= Brief =
Tally the lines in the following entries that include the word "المسجد"; state only the total.

Stored items
────────────────────

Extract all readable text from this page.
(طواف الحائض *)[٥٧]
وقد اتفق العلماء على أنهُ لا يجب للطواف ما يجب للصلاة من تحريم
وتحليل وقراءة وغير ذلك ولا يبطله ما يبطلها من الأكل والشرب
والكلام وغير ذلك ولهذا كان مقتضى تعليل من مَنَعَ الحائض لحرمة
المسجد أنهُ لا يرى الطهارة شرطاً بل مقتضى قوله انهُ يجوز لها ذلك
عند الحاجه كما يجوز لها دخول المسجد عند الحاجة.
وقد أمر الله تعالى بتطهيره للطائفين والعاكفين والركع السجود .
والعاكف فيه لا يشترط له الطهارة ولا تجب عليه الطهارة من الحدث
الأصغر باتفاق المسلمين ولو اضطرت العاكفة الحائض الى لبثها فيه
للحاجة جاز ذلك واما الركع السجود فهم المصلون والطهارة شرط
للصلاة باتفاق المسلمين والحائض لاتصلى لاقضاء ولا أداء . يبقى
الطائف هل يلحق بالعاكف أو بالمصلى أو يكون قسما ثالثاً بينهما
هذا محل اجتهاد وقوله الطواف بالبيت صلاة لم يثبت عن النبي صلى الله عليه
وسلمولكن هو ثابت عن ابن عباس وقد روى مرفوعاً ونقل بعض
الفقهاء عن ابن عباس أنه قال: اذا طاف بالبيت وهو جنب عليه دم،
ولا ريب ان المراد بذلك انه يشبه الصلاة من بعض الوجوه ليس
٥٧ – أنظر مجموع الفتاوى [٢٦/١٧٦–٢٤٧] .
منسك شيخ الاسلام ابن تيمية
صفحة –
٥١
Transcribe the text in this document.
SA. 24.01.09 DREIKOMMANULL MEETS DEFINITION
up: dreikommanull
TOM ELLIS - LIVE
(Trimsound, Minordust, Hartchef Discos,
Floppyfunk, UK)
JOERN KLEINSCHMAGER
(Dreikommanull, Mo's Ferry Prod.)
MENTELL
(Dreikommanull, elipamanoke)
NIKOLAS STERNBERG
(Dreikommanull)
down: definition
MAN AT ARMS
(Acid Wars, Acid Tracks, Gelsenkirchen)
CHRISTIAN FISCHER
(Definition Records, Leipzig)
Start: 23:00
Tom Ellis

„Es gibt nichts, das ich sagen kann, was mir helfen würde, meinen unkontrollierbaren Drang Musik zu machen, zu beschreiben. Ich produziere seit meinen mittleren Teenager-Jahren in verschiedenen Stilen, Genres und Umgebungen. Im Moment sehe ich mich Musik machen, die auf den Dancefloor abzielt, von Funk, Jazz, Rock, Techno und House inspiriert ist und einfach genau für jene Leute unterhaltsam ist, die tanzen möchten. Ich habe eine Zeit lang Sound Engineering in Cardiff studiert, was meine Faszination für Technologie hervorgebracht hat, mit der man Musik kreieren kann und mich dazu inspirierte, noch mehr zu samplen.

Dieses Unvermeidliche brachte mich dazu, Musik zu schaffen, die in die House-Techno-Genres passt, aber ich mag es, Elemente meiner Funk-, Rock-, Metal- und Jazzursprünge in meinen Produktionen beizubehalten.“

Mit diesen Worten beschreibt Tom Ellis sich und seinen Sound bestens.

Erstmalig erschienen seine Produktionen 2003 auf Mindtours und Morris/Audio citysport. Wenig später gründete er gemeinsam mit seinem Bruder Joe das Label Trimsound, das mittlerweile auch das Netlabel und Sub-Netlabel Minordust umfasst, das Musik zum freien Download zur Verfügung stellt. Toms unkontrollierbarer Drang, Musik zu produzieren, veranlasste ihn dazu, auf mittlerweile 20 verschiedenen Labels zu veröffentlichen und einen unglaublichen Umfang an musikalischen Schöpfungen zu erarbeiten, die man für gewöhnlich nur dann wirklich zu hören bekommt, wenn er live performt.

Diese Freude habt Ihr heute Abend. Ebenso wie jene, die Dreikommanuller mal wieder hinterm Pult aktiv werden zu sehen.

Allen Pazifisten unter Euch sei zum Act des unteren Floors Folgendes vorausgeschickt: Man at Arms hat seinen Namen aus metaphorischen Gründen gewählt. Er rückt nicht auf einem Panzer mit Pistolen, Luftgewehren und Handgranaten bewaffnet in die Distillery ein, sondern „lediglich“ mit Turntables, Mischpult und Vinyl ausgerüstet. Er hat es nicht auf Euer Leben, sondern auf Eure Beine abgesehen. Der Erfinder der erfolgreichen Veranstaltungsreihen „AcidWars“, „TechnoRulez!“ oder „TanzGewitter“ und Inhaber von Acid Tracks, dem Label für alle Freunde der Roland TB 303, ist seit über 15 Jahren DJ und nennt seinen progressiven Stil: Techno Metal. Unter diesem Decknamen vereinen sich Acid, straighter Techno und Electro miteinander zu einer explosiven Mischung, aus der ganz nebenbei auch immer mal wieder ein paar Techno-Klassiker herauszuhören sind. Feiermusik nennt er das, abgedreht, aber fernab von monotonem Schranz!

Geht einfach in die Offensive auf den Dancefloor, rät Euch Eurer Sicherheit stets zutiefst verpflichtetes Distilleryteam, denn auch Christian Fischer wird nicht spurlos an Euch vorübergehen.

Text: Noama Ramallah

────────────────────

= In response =
2